◆ Dataset listings of figures
********************
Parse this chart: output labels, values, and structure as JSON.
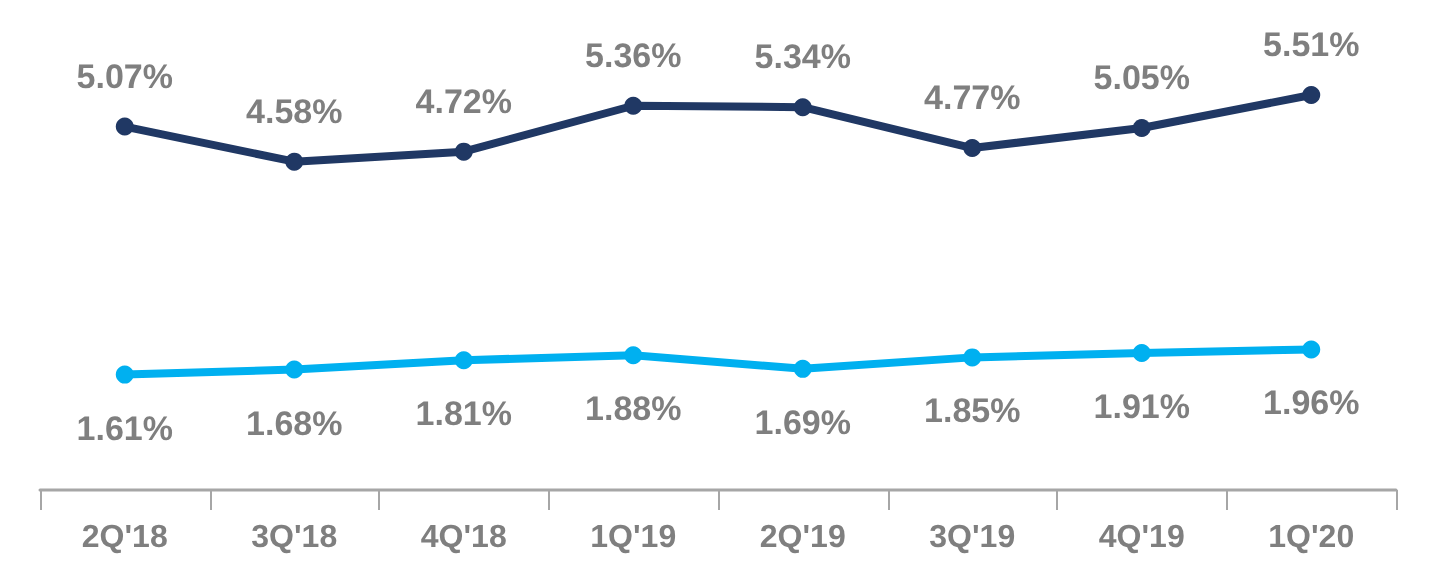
{
  "chart_data": {
    "type": "line",
    "categories": [
      "2Q'18",
      "3Q'18",
      "4Q'18",
      "1Q'19",
      "2Q'19",
      "3Q'19",
      "4Q'19",
      "1Q'20"
    ],
    "series": [
      {
        "color": "#203864",
        "values": [
          5.07,
          4.58,
          4.72,
          5.36,
          5.34,
          4.77,
          5.05,
          5.51
        ],
        "value_labels": [
          "5.07%",
          "4.58%",
          "4.72%",
          "5.36%",
          "5.34%",
          "4.77%",
          "5.05%",
          "5.51%"
        ]
      },
      {
        "color": "#00b0f0",
        "values": [
          1.61,
          1.68,
          1.81,
          1.88,
          1.69,
          1.85,
          1.91,
          1.96
        ],
        "value_labels": [
          "1.61%",
          "1.68%",
          "1.81%",
          "1.88%",
          "1.69%",
          "1.85%",
          "1.91%",
          "1.96%"
        ]
      }
    ],
    "marker": "circle",
    "line_style": "solid"
  }
}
********************
Write the lines above out again exactly, without any of their pictures.

Parse this chart: output labels, values, and structure as JSON.
{
  "chart_data": {
    "type": "line",
    "categories": [
      "2Q'18",
      "3Q'18",
      "4Q'18",
      "1Q'19",
      "2Q'19",
      "3Q'19",
      "4Q'19",
      "1Q'20"
    ],
    "series": [
      {
        "color": "#203864",
        "values": [
          5.07,
          4.58,
          4.72,
          5.36,
          5.34,
          4.77,
          5.05,
          5.51
        ],
        "value_labels": [
          "5.07%",
          "4.58%",
          "4.72%",
          "5.36%",
          "5.34%",
          "4.77%",
          "5.05%",
          "5.51%"
        ]
      },
      {
        "color": "#00b0f0",
        "values": [
          1.61,
          1.68,
          1.81,
          1.88,
          1.69,
          1.85,
          1.91,
          1.96
        ],
        "value_labels": [
          "1.61%",
          "1.68%",
          "1.81%",
          "1.88%",
          "1.69%",
          "1.85%",
          "1.91%",
          "1.96%"
        ]
      }
    ],
    "marker": "circle",
    "line_style": "solid"
  }
}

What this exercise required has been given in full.